### What is needed
Leave out all pictures and retype exactly the lines from the one with "Parse this screenshot: output" through the last line of the material.

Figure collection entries
▼▼▼
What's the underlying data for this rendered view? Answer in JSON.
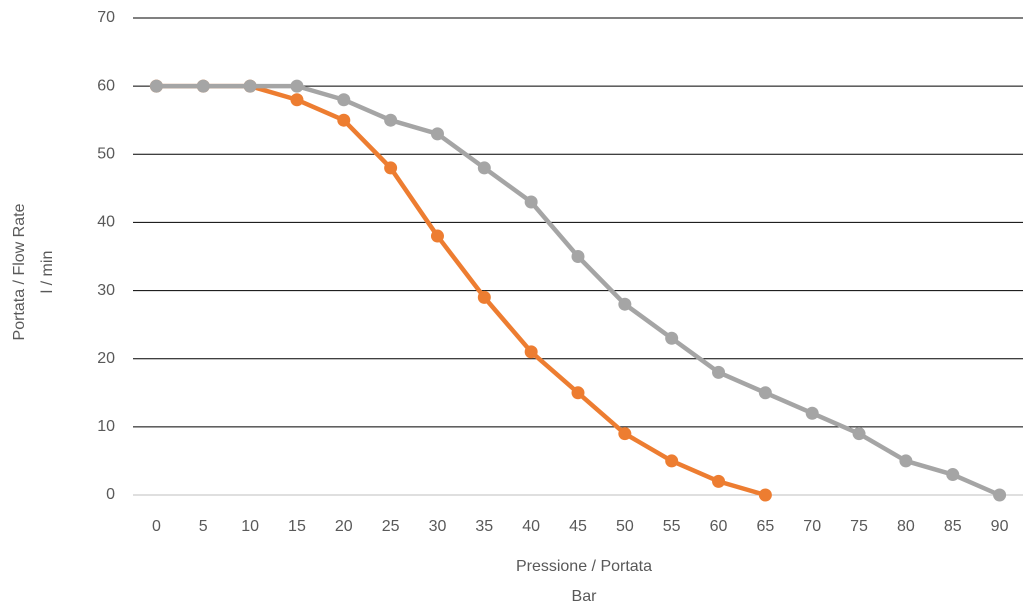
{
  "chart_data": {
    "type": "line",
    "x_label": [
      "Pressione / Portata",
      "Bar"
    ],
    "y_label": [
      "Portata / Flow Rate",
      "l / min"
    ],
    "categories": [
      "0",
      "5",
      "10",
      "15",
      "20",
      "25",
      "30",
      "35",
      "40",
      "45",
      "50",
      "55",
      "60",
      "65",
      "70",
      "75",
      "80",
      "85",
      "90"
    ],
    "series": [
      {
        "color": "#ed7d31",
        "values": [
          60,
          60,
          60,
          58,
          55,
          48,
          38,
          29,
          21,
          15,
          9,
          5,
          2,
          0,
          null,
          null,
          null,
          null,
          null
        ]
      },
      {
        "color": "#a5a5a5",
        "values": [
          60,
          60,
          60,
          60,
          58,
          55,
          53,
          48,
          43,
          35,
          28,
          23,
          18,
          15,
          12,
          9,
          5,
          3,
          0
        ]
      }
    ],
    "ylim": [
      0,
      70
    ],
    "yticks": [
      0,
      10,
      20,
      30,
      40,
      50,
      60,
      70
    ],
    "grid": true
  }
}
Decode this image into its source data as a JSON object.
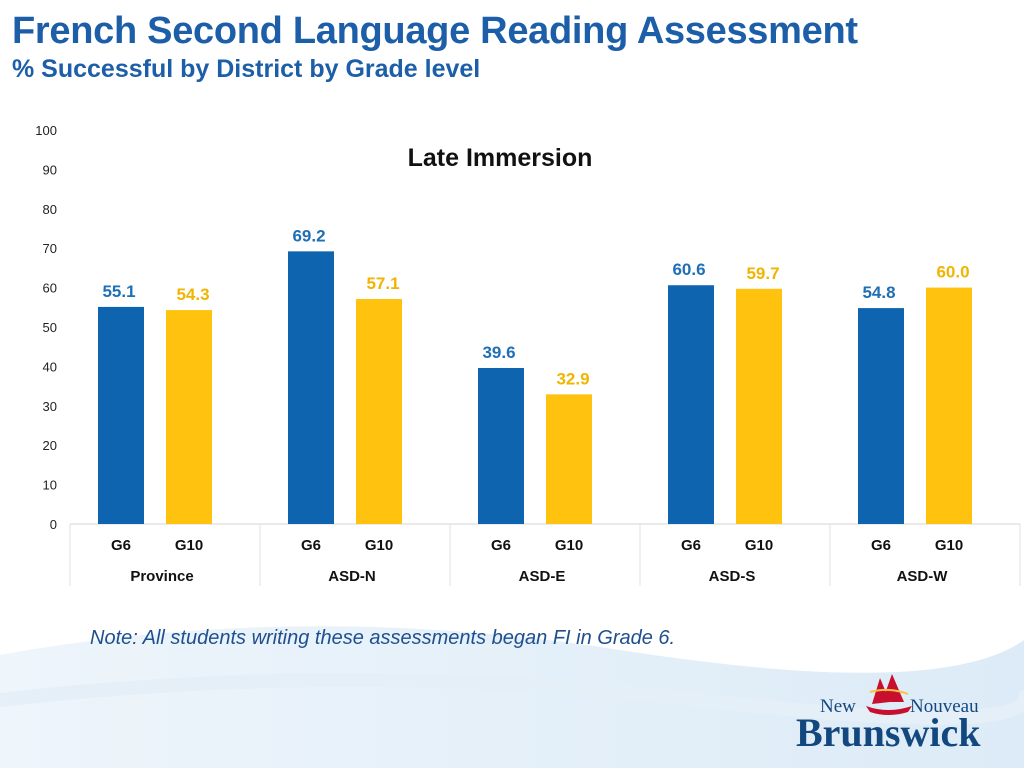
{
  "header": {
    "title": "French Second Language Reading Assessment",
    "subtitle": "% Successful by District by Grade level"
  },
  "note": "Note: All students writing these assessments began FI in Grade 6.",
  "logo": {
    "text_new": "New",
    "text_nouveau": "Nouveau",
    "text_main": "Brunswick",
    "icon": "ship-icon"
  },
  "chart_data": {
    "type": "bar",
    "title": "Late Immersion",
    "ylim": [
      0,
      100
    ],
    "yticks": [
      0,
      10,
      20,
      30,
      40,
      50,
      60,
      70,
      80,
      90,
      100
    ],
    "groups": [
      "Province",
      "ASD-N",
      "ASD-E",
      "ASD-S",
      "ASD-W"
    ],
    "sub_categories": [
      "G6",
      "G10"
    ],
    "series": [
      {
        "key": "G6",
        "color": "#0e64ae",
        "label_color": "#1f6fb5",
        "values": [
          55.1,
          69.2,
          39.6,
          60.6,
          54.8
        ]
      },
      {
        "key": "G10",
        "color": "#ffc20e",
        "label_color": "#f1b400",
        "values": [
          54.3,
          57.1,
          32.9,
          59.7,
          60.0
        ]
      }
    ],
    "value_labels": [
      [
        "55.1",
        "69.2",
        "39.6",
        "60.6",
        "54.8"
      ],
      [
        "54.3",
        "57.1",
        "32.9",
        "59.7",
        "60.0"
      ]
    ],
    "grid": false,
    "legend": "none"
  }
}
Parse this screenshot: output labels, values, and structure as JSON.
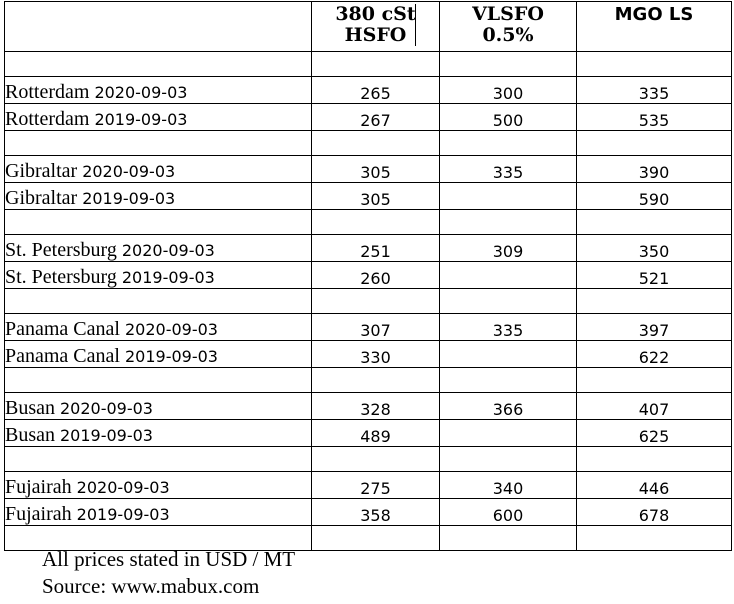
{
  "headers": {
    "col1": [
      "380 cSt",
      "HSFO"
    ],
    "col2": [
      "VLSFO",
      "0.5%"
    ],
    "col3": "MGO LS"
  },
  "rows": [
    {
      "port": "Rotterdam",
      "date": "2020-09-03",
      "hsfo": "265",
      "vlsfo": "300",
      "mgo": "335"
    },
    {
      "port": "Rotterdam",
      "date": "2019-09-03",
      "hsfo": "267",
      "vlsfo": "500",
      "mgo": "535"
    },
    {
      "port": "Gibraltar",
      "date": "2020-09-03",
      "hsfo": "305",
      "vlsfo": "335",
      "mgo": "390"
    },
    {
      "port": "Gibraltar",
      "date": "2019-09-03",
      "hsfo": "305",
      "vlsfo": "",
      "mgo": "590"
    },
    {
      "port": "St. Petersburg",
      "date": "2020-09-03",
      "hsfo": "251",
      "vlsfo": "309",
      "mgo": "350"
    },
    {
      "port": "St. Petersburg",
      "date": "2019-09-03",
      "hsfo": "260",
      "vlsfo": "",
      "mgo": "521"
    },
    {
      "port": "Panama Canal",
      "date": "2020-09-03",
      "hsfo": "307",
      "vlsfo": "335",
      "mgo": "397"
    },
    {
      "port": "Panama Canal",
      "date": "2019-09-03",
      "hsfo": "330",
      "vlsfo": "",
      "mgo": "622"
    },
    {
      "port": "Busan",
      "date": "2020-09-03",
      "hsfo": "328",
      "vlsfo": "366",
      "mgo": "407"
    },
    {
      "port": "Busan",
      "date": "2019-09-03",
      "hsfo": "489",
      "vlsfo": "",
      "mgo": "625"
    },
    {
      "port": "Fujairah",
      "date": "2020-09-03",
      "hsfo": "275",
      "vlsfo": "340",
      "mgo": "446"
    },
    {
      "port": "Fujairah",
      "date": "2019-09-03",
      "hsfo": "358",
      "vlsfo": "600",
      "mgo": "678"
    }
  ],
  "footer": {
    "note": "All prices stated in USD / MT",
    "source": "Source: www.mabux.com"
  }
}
▲▲▲
### Solution to the problem
Parse this screenshot: output labels, values, and structure as JSON.
{
  "headers": {
    "col1": [
      "380 cSt",
      "HSFO"
    ],
    "col2": [
      "VLSFO",
      "0.5%"
    ],
    "col3": "MGO LS"
  },
  "rows": [
    {
      "port": "Rotterdam",
      "date": "2020-09-03",
      "hsfo": "265",
      "vlsfo": "300",
      "mgo": "335"
    },
    {
      "port": "Rotterdam",
      "date": "2019-09-03",
      "hsfo": "267",
      "vlsfo": "500",
      "mgo": "535"
    },
    {
      "port": "Gibraltar",
      "date": "2020-09-03",
      "hsfo": "305",
      "vlsfo": "335",
      "mgo": "390"
    },
    {
      "port": "Gibraltar",
      "date": "2019-09-03",
      "hsfo": "305",
      "vlsfo": "",
      "mgo": "590"
    },
    {
      "port": "St. Petersburg",
      "date": "2020-09-03",
      "hsfo": "251",
      "vlsfo": "309",
      "mgo": "350"
    },
    {
      "port": "St. Petersburg",
      "date": "2019-09-03",
      "hsfo": "260",
      "vlsfo": "",
      "mgo": "521"
    },
    {
      "port": "Panama Canal",
      "date": "2020-09-03",
      "hsfo": "307",
      "vlsfo": "335",
      "mgo": "397"
    },
    {
      "port": "Panama Canal",
      "date": "2019-09-03",
      "hsfo": "330",
      "vlsfo": "",
      "mgo": "622"
    },
    {
      "port": "Busan",
      "date": "2020-09-03",
      "hsfo": "328",
      "vlsfo": "366",
      "mgo": "407"
    },
    {
      "port": "Busan",
      "date": "2019-09-03",
      "hsfo": "489",
      "vlsfo": "",
      "mgo": "625"
    },
    {
      "port": "Fujairah",
      "date": "2020-09-03",
      "hsfo": "275",
      "vlsfo": "340",
      "mgo": "446"
    },
    {
      "port": "Fujairah",
      "date": "2019-09-03",
      "hsfo": "358",
      "vlsfo": "600",
      "mgo": "678"
    }
  ],
  "footer": {
    "note": "All prices stated in USD / MT",
    "source": "Source: www.mabux.com"
  }
}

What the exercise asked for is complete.